**STATED PROBLEM:**
Identify each line below that contains the word "color", and copy it out.

**DATA SHOWN:**

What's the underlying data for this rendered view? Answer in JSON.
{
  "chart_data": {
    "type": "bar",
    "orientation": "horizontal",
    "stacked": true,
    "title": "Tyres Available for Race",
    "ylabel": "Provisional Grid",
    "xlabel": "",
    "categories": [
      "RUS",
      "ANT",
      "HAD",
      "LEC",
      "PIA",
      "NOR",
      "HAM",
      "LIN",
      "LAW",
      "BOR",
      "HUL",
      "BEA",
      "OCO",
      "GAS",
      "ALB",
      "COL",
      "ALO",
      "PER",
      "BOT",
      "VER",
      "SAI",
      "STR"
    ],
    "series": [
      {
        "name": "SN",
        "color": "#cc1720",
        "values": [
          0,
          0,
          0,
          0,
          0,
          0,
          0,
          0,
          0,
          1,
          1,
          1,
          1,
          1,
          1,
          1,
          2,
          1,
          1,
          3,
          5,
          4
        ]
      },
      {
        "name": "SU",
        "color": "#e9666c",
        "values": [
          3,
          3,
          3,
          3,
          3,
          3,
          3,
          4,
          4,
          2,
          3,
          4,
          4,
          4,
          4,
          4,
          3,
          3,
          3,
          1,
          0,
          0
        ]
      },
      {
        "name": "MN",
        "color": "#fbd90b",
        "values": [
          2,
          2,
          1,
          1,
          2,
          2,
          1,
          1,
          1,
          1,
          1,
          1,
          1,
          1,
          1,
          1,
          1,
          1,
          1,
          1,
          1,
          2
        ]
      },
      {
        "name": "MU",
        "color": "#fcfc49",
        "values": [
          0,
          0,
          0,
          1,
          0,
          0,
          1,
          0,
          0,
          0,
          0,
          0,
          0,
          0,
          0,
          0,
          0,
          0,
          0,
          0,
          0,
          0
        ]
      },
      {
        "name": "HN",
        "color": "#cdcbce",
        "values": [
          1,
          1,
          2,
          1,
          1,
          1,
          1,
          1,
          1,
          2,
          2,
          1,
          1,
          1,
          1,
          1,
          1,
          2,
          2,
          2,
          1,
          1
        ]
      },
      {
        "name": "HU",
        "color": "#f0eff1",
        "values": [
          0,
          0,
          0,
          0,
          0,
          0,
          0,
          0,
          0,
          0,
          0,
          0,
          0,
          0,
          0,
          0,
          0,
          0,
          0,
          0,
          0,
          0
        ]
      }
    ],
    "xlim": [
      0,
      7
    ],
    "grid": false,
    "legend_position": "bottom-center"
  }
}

**FINAL RESULT:**
        "color": "#cc1720",
        "color": "#e9666c",
        "color": "#fbd90b",
        "color": "#fcfc49",
        "color": "#cdcbce",
        "color": "#f0eff1",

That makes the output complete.